> TASK DESCRIPTION: Across the entries below, how many lines contain the word "Head"? Give the number alone.

(Entries from a dataset)
=====

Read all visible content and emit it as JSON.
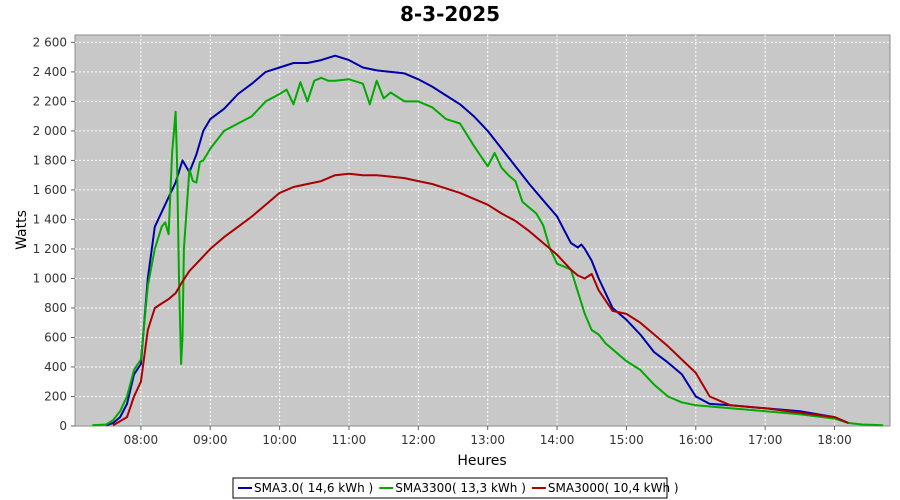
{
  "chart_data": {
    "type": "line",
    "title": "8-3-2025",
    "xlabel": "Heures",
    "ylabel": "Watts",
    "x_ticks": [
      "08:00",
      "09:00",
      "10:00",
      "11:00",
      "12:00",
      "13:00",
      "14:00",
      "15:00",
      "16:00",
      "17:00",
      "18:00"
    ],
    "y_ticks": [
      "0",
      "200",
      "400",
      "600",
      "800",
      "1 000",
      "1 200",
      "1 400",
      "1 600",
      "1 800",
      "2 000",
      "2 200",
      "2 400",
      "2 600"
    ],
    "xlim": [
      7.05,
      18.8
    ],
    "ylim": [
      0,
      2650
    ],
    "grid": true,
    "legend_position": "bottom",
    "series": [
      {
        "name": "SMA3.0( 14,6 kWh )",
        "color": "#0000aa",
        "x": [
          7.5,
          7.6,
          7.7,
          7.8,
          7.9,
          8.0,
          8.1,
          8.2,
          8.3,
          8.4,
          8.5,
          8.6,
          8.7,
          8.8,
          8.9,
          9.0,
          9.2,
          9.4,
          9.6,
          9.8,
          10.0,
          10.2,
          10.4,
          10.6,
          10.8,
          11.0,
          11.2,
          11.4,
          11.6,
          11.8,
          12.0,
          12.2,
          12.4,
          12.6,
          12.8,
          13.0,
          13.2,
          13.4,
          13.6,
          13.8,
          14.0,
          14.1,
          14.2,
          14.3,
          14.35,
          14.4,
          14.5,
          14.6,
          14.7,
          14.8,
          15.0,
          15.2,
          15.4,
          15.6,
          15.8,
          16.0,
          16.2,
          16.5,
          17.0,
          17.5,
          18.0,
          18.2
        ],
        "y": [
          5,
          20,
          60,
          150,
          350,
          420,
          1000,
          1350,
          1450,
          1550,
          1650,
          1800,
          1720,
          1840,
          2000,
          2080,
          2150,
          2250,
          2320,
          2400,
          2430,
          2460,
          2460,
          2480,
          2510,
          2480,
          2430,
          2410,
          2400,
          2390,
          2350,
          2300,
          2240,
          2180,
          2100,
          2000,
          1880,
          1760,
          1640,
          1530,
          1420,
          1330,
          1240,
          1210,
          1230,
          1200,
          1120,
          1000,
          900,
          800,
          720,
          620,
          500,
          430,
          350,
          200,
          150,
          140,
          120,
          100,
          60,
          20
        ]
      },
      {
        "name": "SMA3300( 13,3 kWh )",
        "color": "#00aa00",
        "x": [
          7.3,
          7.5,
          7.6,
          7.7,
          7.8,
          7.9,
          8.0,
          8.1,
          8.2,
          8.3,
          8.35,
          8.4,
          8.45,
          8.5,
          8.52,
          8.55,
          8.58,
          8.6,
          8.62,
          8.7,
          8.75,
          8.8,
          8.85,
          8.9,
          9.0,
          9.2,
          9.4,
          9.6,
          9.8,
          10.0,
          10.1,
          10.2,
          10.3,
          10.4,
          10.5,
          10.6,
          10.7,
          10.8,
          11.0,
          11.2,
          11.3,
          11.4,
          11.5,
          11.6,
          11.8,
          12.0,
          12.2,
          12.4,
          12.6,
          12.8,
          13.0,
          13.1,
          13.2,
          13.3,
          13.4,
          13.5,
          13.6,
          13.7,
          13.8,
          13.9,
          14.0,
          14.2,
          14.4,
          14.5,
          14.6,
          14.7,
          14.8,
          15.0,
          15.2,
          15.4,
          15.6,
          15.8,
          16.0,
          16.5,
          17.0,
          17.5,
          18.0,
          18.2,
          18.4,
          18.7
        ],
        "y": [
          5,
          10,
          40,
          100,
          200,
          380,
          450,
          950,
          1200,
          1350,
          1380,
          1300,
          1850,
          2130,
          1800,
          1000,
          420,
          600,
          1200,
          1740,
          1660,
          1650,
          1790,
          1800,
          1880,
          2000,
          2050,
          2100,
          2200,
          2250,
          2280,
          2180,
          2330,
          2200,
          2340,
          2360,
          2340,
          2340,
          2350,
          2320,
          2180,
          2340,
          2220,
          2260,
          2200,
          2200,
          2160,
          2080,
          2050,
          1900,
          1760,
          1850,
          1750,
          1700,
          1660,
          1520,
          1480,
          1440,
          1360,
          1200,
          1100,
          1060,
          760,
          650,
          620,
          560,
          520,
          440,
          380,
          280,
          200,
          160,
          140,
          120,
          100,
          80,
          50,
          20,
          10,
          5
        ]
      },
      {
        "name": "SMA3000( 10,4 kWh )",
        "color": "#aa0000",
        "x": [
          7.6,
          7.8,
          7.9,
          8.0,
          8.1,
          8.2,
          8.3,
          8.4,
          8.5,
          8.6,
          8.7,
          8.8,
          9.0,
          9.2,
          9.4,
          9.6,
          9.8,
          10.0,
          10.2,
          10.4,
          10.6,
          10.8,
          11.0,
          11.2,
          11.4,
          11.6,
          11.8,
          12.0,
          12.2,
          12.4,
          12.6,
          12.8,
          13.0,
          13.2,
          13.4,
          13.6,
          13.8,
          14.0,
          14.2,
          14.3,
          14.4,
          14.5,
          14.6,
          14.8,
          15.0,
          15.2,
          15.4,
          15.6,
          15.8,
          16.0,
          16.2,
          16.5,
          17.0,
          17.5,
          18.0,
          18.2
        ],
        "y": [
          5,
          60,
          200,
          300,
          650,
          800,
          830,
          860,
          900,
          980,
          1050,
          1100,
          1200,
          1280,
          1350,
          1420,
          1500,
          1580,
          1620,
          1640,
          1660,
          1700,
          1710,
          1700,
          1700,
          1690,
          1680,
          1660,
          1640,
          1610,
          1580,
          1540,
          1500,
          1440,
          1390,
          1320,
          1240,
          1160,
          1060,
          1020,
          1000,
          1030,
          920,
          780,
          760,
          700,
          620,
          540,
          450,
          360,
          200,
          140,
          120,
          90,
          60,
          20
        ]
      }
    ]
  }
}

=====

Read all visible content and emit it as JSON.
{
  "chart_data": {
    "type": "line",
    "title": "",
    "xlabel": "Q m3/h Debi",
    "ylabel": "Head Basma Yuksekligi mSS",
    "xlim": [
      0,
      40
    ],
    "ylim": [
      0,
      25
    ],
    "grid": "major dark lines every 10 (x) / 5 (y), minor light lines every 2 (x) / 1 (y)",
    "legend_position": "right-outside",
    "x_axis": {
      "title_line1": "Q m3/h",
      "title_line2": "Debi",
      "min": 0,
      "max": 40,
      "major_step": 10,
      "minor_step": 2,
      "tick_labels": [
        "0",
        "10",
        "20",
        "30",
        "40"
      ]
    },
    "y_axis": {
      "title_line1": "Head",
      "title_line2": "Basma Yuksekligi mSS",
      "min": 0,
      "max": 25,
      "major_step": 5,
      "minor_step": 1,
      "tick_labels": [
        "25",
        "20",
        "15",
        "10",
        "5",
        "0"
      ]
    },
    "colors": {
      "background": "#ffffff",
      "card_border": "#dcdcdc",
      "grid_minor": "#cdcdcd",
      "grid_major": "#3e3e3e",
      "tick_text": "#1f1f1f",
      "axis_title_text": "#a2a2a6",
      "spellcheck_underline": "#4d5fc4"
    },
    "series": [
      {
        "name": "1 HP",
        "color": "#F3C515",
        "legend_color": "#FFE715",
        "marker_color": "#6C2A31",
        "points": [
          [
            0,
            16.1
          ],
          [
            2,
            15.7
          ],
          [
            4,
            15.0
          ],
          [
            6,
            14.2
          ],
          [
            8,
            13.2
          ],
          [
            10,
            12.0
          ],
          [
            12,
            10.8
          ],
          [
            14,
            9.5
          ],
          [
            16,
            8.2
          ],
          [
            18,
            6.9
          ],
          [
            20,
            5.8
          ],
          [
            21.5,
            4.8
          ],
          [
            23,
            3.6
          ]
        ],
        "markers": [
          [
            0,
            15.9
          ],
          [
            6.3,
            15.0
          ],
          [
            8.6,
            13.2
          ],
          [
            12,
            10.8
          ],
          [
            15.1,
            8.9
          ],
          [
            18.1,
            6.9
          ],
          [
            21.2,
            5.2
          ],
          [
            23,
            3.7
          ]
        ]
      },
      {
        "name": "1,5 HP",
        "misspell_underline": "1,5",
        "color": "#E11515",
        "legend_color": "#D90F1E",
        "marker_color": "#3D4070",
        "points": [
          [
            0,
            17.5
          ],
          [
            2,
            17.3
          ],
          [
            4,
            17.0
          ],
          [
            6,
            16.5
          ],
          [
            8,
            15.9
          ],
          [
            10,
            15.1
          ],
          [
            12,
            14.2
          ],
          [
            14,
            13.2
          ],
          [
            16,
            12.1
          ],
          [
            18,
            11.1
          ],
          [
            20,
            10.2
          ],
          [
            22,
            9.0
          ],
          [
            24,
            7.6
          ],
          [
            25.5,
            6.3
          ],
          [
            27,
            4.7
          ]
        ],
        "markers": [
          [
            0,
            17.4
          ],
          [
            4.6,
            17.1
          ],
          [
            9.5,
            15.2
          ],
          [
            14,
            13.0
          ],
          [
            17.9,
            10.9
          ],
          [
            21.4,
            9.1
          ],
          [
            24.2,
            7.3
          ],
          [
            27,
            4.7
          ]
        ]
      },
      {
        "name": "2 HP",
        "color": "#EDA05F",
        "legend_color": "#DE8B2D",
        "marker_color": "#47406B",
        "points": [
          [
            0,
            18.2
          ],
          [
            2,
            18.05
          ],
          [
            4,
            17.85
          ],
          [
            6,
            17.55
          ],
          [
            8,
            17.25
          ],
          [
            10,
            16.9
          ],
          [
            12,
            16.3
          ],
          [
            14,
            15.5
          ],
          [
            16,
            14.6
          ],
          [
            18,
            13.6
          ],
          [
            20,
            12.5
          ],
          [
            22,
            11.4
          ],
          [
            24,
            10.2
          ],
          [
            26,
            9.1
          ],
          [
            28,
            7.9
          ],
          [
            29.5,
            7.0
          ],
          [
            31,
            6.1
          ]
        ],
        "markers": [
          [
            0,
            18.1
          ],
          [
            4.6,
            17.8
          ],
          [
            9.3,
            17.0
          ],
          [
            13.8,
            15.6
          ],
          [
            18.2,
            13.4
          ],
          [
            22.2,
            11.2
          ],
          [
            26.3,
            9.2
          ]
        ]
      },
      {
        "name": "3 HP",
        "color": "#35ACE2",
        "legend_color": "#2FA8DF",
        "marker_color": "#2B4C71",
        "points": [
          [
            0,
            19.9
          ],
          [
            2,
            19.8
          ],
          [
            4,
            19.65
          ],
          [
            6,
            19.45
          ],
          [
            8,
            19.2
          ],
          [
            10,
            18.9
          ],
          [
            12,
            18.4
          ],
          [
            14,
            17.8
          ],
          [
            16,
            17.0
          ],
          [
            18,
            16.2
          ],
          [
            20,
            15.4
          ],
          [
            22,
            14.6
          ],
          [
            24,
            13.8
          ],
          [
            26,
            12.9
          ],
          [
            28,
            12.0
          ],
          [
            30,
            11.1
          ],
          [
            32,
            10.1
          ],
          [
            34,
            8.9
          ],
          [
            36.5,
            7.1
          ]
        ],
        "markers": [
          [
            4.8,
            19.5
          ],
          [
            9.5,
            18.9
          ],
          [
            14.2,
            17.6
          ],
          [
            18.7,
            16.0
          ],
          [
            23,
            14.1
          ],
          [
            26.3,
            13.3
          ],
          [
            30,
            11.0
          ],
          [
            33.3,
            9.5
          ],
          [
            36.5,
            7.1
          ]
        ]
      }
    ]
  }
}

=====

> EXERCISE RESPONSE: 2